=== TO BE DONE ===
Every line that contains the word "section" should be copied.

Raw records

- - -

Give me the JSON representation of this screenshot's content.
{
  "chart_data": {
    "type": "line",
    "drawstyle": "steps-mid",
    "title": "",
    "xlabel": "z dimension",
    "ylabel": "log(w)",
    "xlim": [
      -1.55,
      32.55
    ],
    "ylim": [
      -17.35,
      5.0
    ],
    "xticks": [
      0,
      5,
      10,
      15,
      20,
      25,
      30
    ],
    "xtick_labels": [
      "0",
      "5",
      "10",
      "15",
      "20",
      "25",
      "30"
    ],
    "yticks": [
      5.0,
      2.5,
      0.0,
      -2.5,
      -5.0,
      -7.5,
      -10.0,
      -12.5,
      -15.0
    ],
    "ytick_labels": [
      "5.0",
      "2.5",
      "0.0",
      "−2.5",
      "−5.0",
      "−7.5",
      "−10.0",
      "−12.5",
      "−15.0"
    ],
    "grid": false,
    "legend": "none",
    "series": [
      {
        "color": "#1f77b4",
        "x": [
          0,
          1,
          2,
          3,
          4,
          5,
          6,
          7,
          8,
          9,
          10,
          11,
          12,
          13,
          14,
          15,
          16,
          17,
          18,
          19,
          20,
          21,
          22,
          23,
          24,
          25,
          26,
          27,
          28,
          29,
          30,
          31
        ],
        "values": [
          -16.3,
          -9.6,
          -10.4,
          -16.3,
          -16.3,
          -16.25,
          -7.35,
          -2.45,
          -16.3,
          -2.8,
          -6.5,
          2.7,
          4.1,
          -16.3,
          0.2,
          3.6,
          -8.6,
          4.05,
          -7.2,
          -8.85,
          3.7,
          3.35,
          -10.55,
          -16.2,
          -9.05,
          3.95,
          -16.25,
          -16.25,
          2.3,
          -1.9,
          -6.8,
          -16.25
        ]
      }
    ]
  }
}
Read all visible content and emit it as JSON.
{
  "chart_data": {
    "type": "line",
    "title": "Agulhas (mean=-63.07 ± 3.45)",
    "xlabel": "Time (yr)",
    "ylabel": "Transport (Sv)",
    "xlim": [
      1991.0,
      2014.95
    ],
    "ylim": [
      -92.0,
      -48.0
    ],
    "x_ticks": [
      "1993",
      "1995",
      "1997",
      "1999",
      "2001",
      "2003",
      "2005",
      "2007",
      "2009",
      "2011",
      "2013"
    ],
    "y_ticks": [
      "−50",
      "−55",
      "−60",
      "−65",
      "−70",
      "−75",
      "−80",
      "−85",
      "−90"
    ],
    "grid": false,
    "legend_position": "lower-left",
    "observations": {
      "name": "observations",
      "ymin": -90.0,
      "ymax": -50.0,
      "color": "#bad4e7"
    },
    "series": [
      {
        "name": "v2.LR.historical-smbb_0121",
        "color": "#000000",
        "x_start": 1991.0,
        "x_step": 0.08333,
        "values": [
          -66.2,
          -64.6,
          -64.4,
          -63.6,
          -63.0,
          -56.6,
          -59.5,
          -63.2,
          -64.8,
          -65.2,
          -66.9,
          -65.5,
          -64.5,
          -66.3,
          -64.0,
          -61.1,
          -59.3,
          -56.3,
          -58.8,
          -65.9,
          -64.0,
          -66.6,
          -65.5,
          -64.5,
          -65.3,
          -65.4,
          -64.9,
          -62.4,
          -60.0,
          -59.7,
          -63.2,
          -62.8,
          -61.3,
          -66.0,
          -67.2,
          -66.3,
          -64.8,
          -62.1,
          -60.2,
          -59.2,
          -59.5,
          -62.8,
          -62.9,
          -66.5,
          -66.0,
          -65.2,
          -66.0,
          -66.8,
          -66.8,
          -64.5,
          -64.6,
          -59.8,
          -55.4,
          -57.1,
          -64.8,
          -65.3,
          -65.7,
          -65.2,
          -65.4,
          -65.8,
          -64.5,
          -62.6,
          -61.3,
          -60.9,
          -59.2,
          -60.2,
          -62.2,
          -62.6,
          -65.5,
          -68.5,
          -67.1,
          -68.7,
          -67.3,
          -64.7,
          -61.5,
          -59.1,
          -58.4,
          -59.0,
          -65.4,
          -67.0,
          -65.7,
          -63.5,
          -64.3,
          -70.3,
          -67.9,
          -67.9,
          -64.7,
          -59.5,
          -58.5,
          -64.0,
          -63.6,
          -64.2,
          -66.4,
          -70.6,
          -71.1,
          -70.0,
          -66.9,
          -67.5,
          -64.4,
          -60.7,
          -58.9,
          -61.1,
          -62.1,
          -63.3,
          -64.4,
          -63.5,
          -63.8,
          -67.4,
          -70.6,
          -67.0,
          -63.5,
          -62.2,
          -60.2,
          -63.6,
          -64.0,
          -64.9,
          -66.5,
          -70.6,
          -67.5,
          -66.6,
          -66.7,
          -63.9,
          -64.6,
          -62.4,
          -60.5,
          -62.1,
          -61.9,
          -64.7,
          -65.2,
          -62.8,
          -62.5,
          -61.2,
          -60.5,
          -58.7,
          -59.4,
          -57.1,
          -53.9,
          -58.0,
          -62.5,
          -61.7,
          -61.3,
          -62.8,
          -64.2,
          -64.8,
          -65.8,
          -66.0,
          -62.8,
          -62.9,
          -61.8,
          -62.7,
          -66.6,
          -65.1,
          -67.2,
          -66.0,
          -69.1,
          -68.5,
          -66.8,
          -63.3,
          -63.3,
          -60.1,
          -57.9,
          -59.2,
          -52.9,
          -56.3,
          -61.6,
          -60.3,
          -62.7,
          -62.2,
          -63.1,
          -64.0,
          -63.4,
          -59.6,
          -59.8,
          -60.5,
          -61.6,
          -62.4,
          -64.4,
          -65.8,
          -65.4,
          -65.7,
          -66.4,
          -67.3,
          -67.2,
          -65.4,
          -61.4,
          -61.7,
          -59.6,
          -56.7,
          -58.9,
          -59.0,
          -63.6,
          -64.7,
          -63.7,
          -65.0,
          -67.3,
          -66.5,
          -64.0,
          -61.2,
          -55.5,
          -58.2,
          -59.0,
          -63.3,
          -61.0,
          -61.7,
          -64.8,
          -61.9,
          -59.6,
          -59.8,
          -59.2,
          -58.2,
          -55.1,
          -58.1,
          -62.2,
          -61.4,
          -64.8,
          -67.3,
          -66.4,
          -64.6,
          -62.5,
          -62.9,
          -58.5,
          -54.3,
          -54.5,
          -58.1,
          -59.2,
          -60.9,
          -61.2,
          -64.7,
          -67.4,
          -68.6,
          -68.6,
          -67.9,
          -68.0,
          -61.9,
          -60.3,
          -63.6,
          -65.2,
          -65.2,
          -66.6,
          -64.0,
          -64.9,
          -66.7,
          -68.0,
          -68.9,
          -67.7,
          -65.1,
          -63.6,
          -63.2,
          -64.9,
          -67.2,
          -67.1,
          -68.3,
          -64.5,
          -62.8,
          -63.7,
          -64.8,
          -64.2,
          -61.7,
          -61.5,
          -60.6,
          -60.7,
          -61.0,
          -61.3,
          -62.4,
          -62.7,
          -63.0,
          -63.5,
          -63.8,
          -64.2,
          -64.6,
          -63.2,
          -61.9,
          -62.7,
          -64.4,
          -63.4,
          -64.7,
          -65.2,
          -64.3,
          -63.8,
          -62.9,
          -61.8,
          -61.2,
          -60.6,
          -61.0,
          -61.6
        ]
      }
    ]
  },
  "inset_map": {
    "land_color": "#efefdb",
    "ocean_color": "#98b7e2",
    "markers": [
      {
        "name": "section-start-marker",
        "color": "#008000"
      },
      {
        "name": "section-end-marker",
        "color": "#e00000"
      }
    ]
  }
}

- - -

=== WORKED ANSWER ===
        "name": "section-start-marker",
        "name": "section-end-marker",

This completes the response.